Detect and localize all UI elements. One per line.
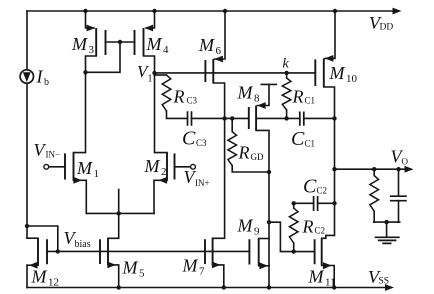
wire M9 drain lead: [259, 238, 269, 240]
svg-text:12: 12: [48, 277, 59, 289]
wire M2 source to tail: [154, 180, 167, 213]
resistor R_C1: [282, 78, 291, 110]
junction dot node V1: [152, 71, 156, 75]
wire RC3 top tap at V1: [155, 74, 167, 76]
wire M3 drain lead down to node A: [86, 56, 97, 72]
junction dot output node: [332, 167, 336, 171]
wire RC2 bottom stub: [293, 243, 295, 252]
svg-text:M: M: [182, 256, 199, 276]
wire M5 source to VSS: [108, 265, 119, 288]
transistor M10 bars: [315, 58, 324, 87]
svg-text:4: 4: [163, 44, 169, 56]
wire RC1 top at node k: [286, 73, 288, 78]
svg-text:O: O: [402, 157, 409, 167]
wire V_IN- terminal to M1 gate: [49, 166, 65, 168]
svg-text:b: b: [44, 77, 49, 88]
wire node V1 to M10 gate (crosses M6, node k): [155, 72, 316, 74]
svg-text:M: M: [144, 156, 161, 176]
wire M1 source to tail: [74, 180, 87, 213]
svg-text:IN+: IN+: [195, 178, 210, 188]
arrow M7 source: [212, 262, 221, 269]
wire RGD top stub: [231, 118, 233, 131]
wire M3 source lead: [86, 11, 95, 28]
svg-text:5: 5: [139, 268, 145, 280]
junction dot Vbias: [56, 249, 60, 253]
junction dot M8 drain: [267, 170, 271, 174]
wire M10 source lead from VDD: [325, 11, 335, 58]
arrow M9 source: [259, 262, 268, 269]
svg-text:C2: C2: [317, 186, 328, 196]
svg-text:C2: C2: [315, 226, 326, 236]
svg-text:C1: C1: [305, 96, 316, 106]
wire M4 source lead: [146, 11, 155, 28]
svg-text:8: 8: [254, 93, 260, 105]
wire M7 source to VSS: [213, 265, 224, 288]
wire M8 source stub with supply bar: [258, 84, 270, 105]
svg-text:3: 3: [89, 44, 95, 56]
wire ground stem: [386, 222, 388, 236]
svg-text:M: M: [146, 34, 163, 54]
wire node A down to M1 drain: [74, 72, 86, 152]
capacitor C_C2 plates: [314, 196, 318, 211]
svg-text:GD: GD: [251, 152, 264, 162]
current source I_b: [20, 70, 33, 83]
wire CC1 right plate to output column: [304, 117, 335, 119]
wire RC3 bottom to CC3: [167, 111, 188, 118]
capacitor C_C3 plates: [188, 111, 192, 126]
arrowhead VDD rail: [393, 8, 402, 15]
wire load bottom bar: [374, 221, 400, 223]
svg-text:IN−: IN−: [46, 150, 61, 160]
transistor M1 bars: [65, 153, 74, 181]
arrow M5 source: [107, 262, 116, 269]
junction dot RC2/CC2 top: [292, 201, 296, 205]
svg-text:1: 1: [94, 168, 100, 180]
capacitor C_C1 plates: [300, 112, 304, 126]
svg-text:k: k: [283, 57, 290, 72]
svg-text:M: M: [31, 267, 48, 287]
ground symbol: [375, 237, 400, 243]
svg-text:C3: C3: [187, 96, 198, 106]
transistor M2 bars: [167, 153, 175, 181]
junction dot second stage node: [222, 116, 226, 120]
transistor M8 bars: [249, 106, 256, 131]
arrow M11 source: [323, 262, 332, 269]
junction dot M3-M4 gate: [118, 40, 122, 44]
transistor M5 bars: [100, 238, 108, 265]
svg-text:C: C: [182, 128, 196, 150]
svg-text:M: M: [237, 216, 254, 236]
transistor M4 bars: [135, 28, 144, 56]
wire M3 diode connection node A to gate wire: [86, 42, 121, 72]
wire RC2 top to CC2 left plate: [294, 203, 314, 208]
transistor M9 bars: [249, 239, 258, 266]
wire M5 drain to tail: [108, 213, 119, 238]
wire load R bottom: [373, 211, 375, 222]
junction dot CC1 right: [332, 116, 336, 120]
junction dot node k: [284, 71, 288, 75]
junction dot CC2 right: [332, 201, 336, 205]
svg-text:R: R: [302, 217, 314, 237]
wire M12 drain lead: [27, 237, 38, 239]
wire M8 body line to RC1/CC1 node: [256, 117, 300, 119]
wire CC2 right plate to output column: [318, 202, 335, 204]
wire M6 source lead from VDD: [215, 11, 226, 59]
svg-text:DD: DD: [380, 23, 394, 33]
wire branch node to M11 gate: [269, 222, 315, 251]
junction dot bias tap: [25, 224, 29, 228]
wire M2 gate to V_IN+ terminal: [175, 166, 191, 168]
transistor M12 bars: [38, 238, 47, 265]
junction dot ground node: [384, 220, 388, 224]
capacitor C_load plates: [390, 196, 407, 201]
svg-text:SS: SS: [379, 277, 390, 287]
junction dot Cload tap: [396, 167, 400, 171]
wire M3-M4 common gate: [106, 41, 135, 43]
wire RC1 bottom: [286, 110, 288, 118]
arrow M10 source: [325, 55, 334, 62]
wire bias tap from left rail: [27, 226, 58, 251]
svg-text:bias: bias: [75, 239, 91, 250]
svg-text:M: M: [76, 158, 93, 178]
wire left supply vertical from VDD to M12: [26, 11, 28, 238]
wire M12 source to VSS corner: [26, 265, 28, 287]
svg-text:M: M: [308, 267, 325, 287]
wire load R top tap: [373, 169, 375, 175]
resistor R_GD: [228, 132, 237, 166]
svg-text:6: 6: [216, 45, 222, 57]
arrow M6 source: [214, 56, 223, 63]
svg-text:M: M: [237, 83, 254, 103]
wire M6 drain down to M7 drain: [213, 83, 225, 238]
arrow M3 source (PMOS, into channel): [87, 25, 96, 32]
junction dot node A (M3 drain): [83, 70, 87, 74]
junction dot tail node: [117, 211, 121, 215]
arrow M12 source: [29, 262, 38, 269]
junction dots on VSS rail: [117, 285, 121, 289]
transistor M3 bars: [96, 28, 105, 56]
arrow M4 source: [145, 25, 154, 32]
wire M10 drain down output column: [322, 87, 335, 238]
wire M11 source to VSS: [322, 266, 335, 288]
arrow M8 source: [257, 102, 266, 109]
svg-text:9: 9: [254, 226, 260, 238]
svg-text:M: M: [71, 34, 88, 54]
svg-text:M: M: [122, 258, 139, 278]
svg-text:10: 10: [346, 73, 358, 85]
junction dot Rload tap: [372, 167, 376, 171]
arrowhead VSS rail: [385, 284, 394, 291]
svg-text:C: C: [291, 128, 305, 150]
wire tail node: [86, 212, 154, 214]
wire RGD bottom link: [232, 166, 269, 172]
wire node V1 down to M2 drain: [155, 73, 168, 153]
arrowhead Vo: [405, 166, 414, 173]
junction dots on VDD rail: [83, 9, 87, 13]
wire output node to Vo: [335, 168, 407, 170]
transistor M7 bars: [205, 238, 213, 265]
wire CC3 to second stage node: [191, 117, 249, 119]
input terminal V_IN- circle: [44, 164, 49, 169]
resistor R_load: [370, 176, 379, 212]
wire M8 drain down: [256, 130, 269, 287]
svg-text:M: M: [329, 63, 346, 83]
svg-text:I: I: [36, 67, 44, 87]
wire M12 source lead: [27, 264, 38, 266]
wire stub above tail node: [118, 190, 120, 214]
wire Vbias bus to M9 gate (crosses M5, M7): [47, 250, 249, 252]
supply bar over M8: [261, 83, 276, 85]
wire M4 drain lead to node V1: [144, 56, 155, 73]
wire load C stem: [398, 169, 400, 222]
junction dot branch to RC2/M11: [267, 220, 271, 224]
svg-text:C: C: [303, 176, 317, 198]
svg-text:R: R: [238, 143, 250, 163]
svg-text:2: 2: [161, 166, 167, 178]
arrow M1 source (NMOS, outward): [73, 177, 82, 184]
svg-text:1: 1: [148, 74, 153, 85]
wire VSS rail: [27, 287, 387, 289]
svg-text:11: 11: [325, 277, 336, 289]
resistor R_C2: [289, 208, 298, 243]
junction dot RC2 bottom: [292, 249, 296, 253]
wire VDD rail: [27, 10, 397, 12]
resistor R_C3: [162, 75, 171, 111]
wire M9 source lead: [259, 265, 269, 267]
junction dot RC1/CC1: [284, 116, 288, 120]
transistor M6 bars: [205, 59, 213, 83]
svg-text:7: 7: [199, 266, 205, 278]
arrow M2 source: [159, 177, 168, 184]
svg-text:C1: C1: [305, 139, 316, 149]
junction dot RGD top: [230, 116, 234, 120]
svg-text:M: M: [198, 35, 215, 55]
svg-text:C3: C3: [196, 138, 207, 148]
transistor M11 bars: [315, 238, 322, 265]
input terminal V_IN+ circle: [191, 164, 196, 169]
svg-text:R: R: [292, 87, 304, 107]
svg-text:R: R: [173, 87, 185, 107]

What this task involves |
List every line of the records that contains the word "terminal".

Full solution |
wire V_IN- terminal to M1 gate: [49, 166, 65, 168]
wire M2 gate to V_IN+ terminal: [175, 166, 191, 168]
input terminal V_IN- circle: [44, 164, 49, 169]
input terminal V_IN+ circle: [191, 164, 196, 169]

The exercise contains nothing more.